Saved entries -
-- Start --
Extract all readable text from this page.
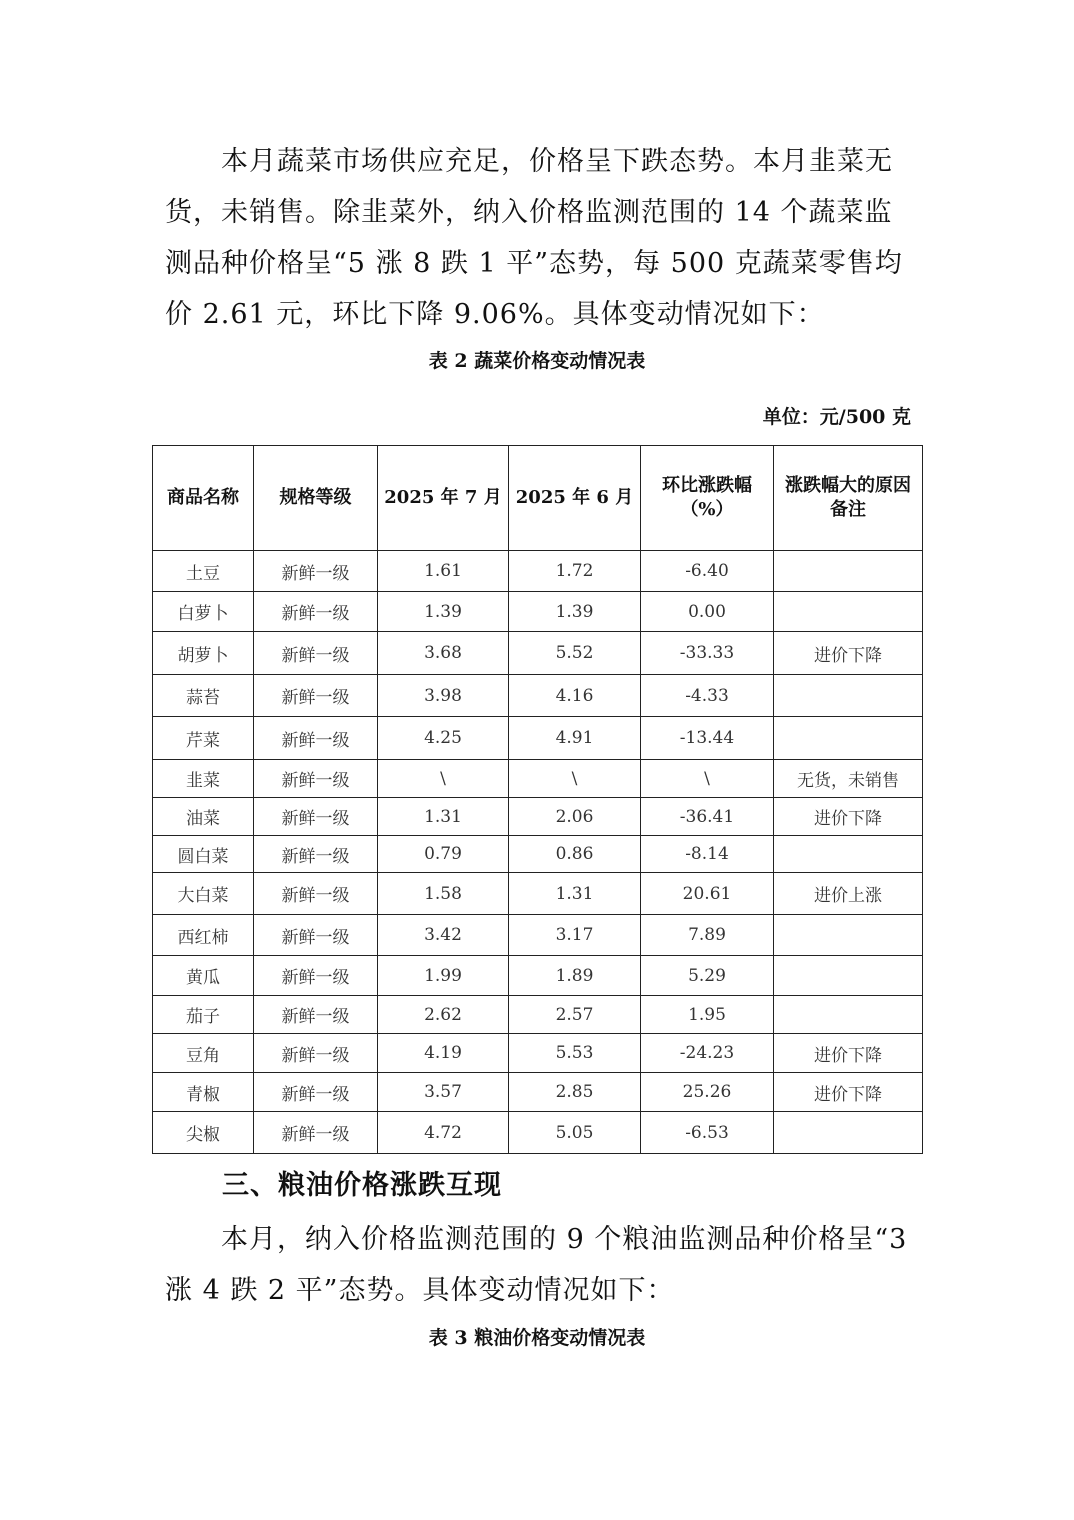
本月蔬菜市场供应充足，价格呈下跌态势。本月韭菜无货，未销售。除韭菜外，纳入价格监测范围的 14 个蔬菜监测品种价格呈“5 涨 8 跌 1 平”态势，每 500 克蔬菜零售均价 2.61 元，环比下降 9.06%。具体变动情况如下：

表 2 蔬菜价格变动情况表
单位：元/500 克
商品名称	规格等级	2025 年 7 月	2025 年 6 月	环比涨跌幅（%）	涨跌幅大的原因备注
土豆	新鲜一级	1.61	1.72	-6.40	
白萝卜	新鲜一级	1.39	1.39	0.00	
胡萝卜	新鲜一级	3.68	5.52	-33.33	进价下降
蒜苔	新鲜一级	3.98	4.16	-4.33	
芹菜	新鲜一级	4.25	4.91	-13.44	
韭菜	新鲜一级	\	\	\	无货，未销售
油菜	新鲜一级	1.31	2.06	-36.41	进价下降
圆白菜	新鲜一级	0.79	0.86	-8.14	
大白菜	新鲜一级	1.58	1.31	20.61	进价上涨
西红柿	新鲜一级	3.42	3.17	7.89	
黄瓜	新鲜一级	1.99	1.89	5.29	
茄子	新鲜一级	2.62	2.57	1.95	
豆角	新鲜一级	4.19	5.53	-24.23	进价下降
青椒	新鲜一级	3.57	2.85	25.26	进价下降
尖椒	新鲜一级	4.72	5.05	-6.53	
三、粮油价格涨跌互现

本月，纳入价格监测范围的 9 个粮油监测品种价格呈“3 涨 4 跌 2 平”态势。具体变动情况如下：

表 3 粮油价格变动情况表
-- End --
-- Start --
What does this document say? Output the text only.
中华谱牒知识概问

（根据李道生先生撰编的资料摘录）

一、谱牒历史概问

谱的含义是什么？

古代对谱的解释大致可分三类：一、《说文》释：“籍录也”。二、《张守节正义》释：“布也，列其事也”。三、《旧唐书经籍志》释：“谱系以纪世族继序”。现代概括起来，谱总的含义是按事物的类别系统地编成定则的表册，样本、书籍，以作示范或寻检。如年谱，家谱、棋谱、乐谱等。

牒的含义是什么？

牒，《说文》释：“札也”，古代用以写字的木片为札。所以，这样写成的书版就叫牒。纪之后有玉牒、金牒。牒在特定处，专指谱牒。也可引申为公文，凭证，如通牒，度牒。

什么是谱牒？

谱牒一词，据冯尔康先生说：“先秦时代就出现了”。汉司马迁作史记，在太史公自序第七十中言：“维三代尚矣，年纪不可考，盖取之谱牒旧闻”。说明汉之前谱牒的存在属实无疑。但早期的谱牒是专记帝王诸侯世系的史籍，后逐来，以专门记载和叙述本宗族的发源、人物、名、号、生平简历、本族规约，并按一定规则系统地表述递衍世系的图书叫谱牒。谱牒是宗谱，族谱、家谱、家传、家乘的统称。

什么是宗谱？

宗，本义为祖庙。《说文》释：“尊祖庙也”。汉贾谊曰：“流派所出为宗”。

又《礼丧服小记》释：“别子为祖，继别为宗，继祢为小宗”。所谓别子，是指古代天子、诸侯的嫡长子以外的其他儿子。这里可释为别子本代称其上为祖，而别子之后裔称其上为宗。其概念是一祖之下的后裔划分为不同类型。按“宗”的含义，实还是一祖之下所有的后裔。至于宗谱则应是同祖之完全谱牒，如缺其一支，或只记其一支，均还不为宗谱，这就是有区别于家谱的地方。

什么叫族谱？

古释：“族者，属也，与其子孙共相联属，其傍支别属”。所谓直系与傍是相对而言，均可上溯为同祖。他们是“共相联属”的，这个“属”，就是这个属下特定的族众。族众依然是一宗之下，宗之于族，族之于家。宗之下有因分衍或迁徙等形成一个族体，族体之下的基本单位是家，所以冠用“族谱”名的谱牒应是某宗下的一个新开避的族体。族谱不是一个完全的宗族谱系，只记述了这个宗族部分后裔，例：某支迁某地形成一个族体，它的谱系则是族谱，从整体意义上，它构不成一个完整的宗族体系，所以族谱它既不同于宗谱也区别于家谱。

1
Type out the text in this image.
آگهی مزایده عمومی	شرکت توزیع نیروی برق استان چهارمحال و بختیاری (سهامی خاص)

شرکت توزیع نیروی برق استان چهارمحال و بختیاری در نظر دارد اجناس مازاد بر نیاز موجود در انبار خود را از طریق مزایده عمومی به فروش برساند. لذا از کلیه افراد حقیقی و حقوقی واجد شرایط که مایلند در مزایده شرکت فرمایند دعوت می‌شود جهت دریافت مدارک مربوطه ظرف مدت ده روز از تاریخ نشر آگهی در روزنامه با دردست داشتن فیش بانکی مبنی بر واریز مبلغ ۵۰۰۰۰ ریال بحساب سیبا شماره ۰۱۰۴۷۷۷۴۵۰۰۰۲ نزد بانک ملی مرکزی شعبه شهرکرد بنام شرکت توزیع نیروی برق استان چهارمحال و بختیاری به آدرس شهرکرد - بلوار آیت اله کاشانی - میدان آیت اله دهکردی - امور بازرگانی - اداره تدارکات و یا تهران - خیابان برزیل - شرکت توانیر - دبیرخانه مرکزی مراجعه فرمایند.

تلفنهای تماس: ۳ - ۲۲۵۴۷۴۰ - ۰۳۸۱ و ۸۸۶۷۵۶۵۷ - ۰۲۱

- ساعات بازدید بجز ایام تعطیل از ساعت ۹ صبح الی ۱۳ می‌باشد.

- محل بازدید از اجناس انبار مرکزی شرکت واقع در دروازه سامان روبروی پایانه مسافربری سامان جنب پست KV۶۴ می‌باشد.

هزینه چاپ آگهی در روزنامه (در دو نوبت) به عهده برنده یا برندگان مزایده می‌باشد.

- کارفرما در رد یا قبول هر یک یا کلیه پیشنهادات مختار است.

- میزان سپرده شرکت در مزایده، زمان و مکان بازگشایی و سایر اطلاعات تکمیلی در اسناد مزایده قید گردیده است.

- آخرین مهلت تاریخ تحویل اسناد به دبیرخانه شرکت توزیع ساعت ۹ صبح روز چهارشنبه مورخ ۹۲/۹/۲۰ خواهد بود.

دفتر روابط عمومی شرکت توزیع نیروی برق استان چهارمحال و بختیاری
-- End --
-- Start --
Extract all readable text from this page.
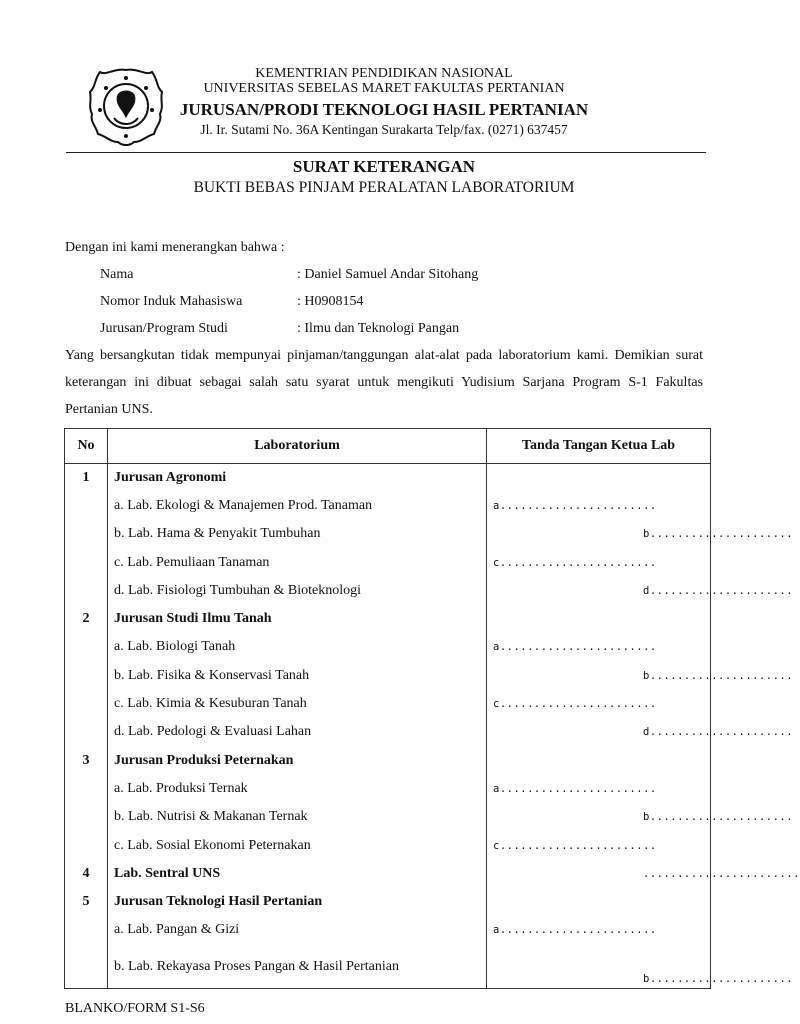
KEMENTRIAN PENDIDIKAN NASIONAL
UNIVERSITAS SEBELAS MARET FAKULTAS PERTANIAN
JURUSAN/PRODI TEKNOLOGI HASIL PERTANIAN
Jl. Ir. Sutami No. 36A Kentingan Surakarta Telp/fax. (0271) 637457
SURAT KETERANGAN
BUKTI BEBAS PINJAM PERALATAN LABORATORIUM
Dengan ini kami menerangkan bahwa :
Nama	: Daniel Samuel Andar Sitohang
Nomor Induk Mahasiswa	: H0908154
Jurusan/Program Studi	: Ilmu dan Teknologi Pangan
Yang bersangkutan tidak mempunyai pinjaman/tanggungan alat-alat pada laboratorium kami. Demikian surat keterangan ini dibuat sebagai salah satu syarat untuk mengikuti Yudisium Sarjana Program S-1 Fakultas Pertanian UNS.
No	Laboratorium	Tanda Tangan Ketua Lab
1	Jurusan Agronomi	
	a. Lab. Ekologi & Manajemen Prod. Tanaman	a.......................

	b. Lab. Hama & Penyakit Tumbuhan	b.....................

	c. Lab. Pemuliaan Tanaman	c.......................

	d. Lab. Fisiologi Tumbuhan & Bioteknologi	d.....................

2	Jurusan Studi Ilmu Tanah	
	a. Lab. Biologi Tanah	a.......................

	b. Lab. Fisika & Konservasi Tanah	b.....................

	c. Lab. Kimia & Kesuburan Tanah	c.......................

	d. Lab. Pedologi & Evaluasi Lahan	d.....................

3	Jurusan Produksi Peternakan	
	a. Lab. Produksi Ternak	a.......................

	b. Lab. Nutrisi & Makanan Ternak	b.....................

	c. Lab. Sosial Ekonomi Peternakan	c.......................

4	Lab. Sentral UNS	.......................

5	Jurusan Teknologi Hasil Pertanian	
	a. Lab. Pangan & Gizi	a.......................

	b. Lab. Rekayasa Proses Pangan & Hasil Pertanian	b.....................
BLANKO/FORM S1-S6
-- End --
Problem to work on -
Report how many lines of the preceding records include "شرکت". Output the number only.

Right answer -
6